■ **DATA FOR THIS EXERCISE**

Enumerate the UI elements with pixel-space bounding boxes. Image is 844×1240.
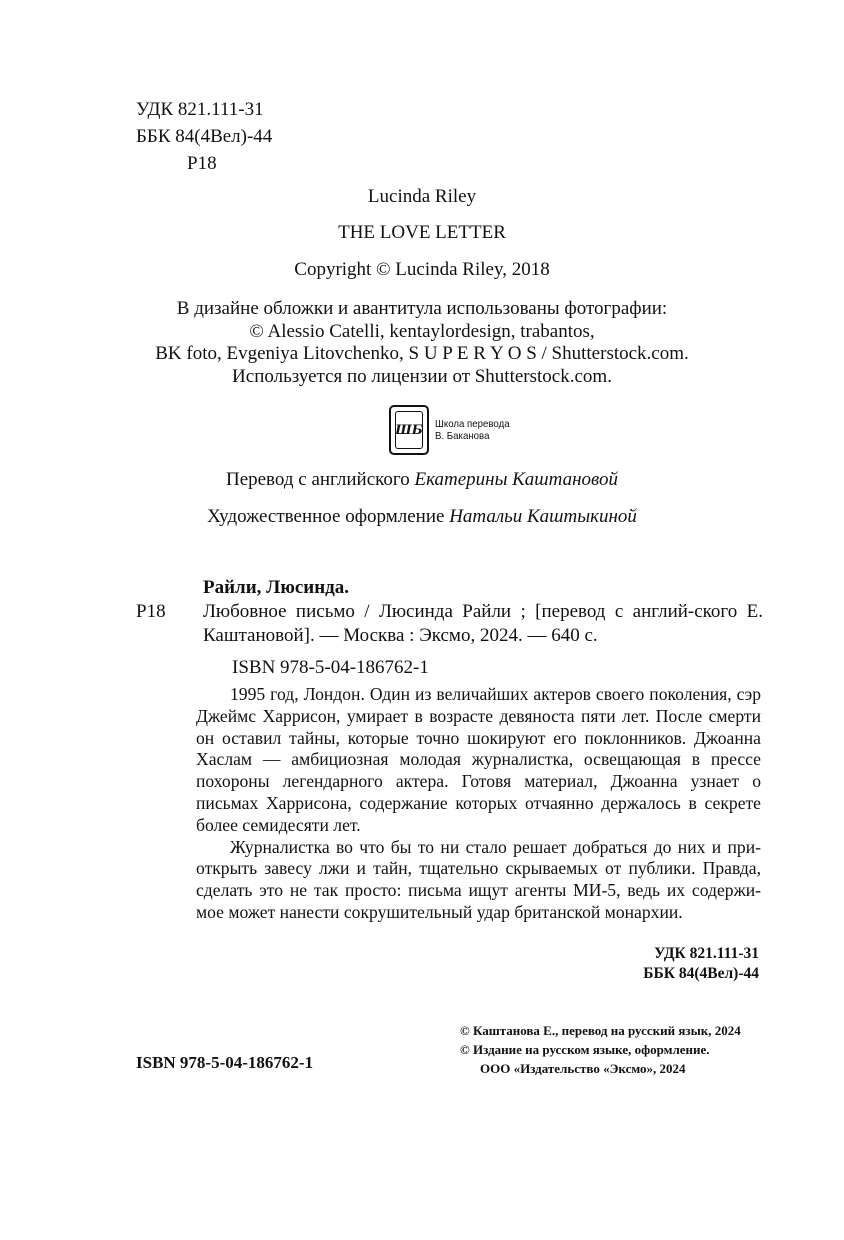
copyright-line: ООО «Издательство «Эксмо», 2024: [480, 1061, 686, 1076]
art-design-label: Художественное оформление: [207, 506, 445, 527]
logo-caption: [435, 418, 510, 443]
biblio-index: Р18: [136, 601, 166, 622]
original-title: THE LOVE LETTER: [338, 222, 506, 243]
copyright-line: © Издание на русском языке, оформление.: [460, 1042, 710, 1057]
biblio-row: [136, 600, 766, 648]
biblio-description: Любовное письмо / Люсинда Райли ; [перевод с англий-ского Е. Каштановой]. — Москва : Эксмо, 2024. — 640 с.: [203, 601, 763, 646]
photo-credits-line: В дизайне обложки и авантитула использованы фотографии:: [176, 298, 668, 319]
logo-emblem-icon: [389, 405, 429, 455]
logo-letters: ШБ: [395, 411, 423, 449]
original-author: Lucinda Riley: [367, 186, 477, 207]
photo-credits: [0, 298, 844, 388]
original-copyright: Copyright © Lucinda Riley, 2018: [294, 259, 550, 280]
annotation-paragraph: Журналистка во что бы то ни стало решает добраться до них и при-открыть завесу лжи и тайн, тщательно скрываемых от публики. Правда, сделать это не так просто: письма ищут агенты МИ-5, ведь их содержи-мое может нанести сокрушительный удар британской монархии.: [196, 836, 761, 922]
art-design-credit: [0, 506, 844, 528]
photo-credits-line: © Alessio Catelli, kentaylordesign, trabantos,: [249, 320, 595, 342]
biblio-author-heading: Райли, Люсинда.: [203, 577, 350, 598]
translation-label: Перевод с английского: [225, 469, 410, 490]
classification-codes: [136, 96, 272, 177]
copyright-block: [460, 1021, 741, 1078]
bibliographic-record: [136, 576, 766, 680]
udk-code: УДК 821.111-31: [136, 99, 264, 120]
logo-caption-line2: В. Баканова: [435, 430, 490, 442]
photo-credits-line: Используется по лицензии от Shutterstock.com.: [232, 365, 612, 387]
translation-credit: [0, 469, 844, 491]
translation-school-logo: [389, 405, 516, 455]
udk-bbk-block: [560, 944, 759, 984]
udk-code-bold: УДК 821.111-31: [654, 945, 759, 962]
biblio-isbn: ISBN 978-5-04-186762-1: [232, 657, 429, 678]
annotation: [196, 684, 761, 924]
bbk-code: ББК 84(4Вел)-44: [136, 126, 273, 147]
copyright-line: © Каштанова Е., перевод на русский язык, 2024: [460, 1023, 741, 1038]
photo-credits-line: BK foto, Evgeniya Litovchenko, S U P E R Y O S / Shutterstock.com.: [155, 343, 689, 364]
translator-name: Екатерины Каштановой: [414, 469, 619, 490]
author-mark: Р18: [187, 153, 217, 174]
logo-caption-line1: Школа перевода: [435, 417, 510, 430]
annotation-paragraph: 1995 год, Лондон. Один из величайших актеров своего поколения, сэр Джеймс Харрисон, умирает в возрасте девяноста пяти лет. После смерти он оставил тайны, которые точно шокируют его поклонников. Джоанна Хаслам — амбициозная молодая журналистка, освещающая в прессе похороны легендарного актера. Готовя материал, Джоанна узнает о письмах Харрисона, содержание которых отчаянно держалось в секрете более семидесяти лет.: [196, 684, 761, 835]
bbk-code-bold: ББК 84(4Вел)-44: [643, 965, 759, 982]
isbn-footer: ISBN 978-5-04-186762-1: [136, 1053, 314, 1072]
designer-name: Натальи Каштыкиной: [449, 506, 637, 527]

■ **WHAT THIS TASK INVOLVES**
Copy out the entire listing above without changing anything, and leave out the picture.

■ **ANSWER TO THIS PROBLEM**
Enumerate the UI elements with pixel-space bounding boxes. Image is 844×1240.
copyright-line: ООО «Издательство «Эксмо», 2024: [480, 1061, 686, 1076]
art-design-label: Художественное оформление: [207, 506, 445, 527]
logo-caption: [435, 418, 510, 443]
biblio-index: Р18: [136, 601, 166, 622]
original-title: THE LOVE LETTER: [338, 222, 506, 243]
copyright-line: © Издание на русском языке, оформление.: [460, 1042, 710, 1057]
biblio-row: [136, 600, 766, 648]
biblio-description: Любовное письмо / Люсинда Райли ; [перевод с англий-ского Е. Каштановой]. — Москва : Эксмо, 2024. — 640 с.: [203, 601, 763, 646]
photo-credits-line: В дизайне обложки и авантитула использованы фотографии:: [176, 298, 668, 319]
logo-emblem-icon: [389, 405, 429, 455]
logo-letters: ШБ: [395, 411, 423, 449]
original-author: Lucinda Riley: [367, 186, 477, 207]
photo-credits: [0, 298, 844, 388]
original-copyright: Copyright © Lucinda Riley, 2018: [294, 259, 550, 280]
annotation-paragraph: Журналистка во что бы то ни стало решает добраться до них и при-открыть завесу лжи и тайн, тщательно скрываемых от публики. Правда, сделать это не так просто: письма ищут агенты МИ-5, ведь их содержи-мое может нанести сокрушительный удар британской монархии.: [196, 836, 761, 922]
art-design-credit: [0, 506, 844, 528]
photo-credits-line: © Alessio Catelli, kentaylordesign, trabantos,: [249, 320, 595, 342]
biblio-author-heading: Райли, Люсинда.: [203, 577, 350, 598]
translation-label: Перевод с английского: [225, 469, 410, 490]
classification-codes: [136, 96, 272, 177]
copyright-block: [460, 1021, 741, 1078]
bibliographic-record: [136, 576, 766, 680]
udk-code: УДК 821.111-31: [136, 99, 264, 120]
logo-caption-line2: В. Баканова: [435, 430, 490, 442]
photo-credits-line: Используется по лицензии от Shutterstock.com.: [232, 365, 612, 387]
translation-credit: [0, 469, 844, 491]
translation-school-logo: [389, 405, 516, 455]
udk-bbk-block: [560, 944, 759, 984]
udk-code-bold: УДК 821.111-31: [654, 945, 759, 962]
biblio-isbn: ISBN 978-5-04-186762-1: [232, 657, 429, 678]
annotation: [196, 684, 761, 924]
bbk-code: ББК 84(4Вел)-44: [136, 126, 273, 147]
copyright-line: © Каштанова Е., перевод на русский язык, 2024: [460, 1023, 741, 1038]
photo-credits-line: BK foto, Evgeniya Litovchenko, S U P E R Y O S / Shutterstock.com.: [155, 343, 689, 364]
translator-name: Екатерины Каштановой: [414, 469, 619, 490]
author-mark: Р18: [187, 153, 217, 174]
logo-caption-line1: Школа перевода: [435, 417, 510, 430]
annotation-paragraph: 1995 год, Лондон. Один из величайших актеров своего поколения, сэр Джеймс Харрисон, умирает в возрасте девяноста пяти лет. После смерти он оставил тайны, которые точно шокируют его поклонников. Джоанна Хаслам — амбициозная молодая журналистка, освещающая в прессе похороны легендарного актера. Готовя материал, Джоанна узнает о письмах Харрисона, содержание которых отчаянно держалось в секрете более семидесяти лет.: [196, 684, 761, 835]
bbk-code-bold: ББК 84(4Вел)-44: [643, 965, 759, 982]
isbn-footer: ISBN 978-5-04-186762-1: [136, 1053, 314, 1072]
designer-name: Натальи Каштыкиной: [449, 506, 637, 527]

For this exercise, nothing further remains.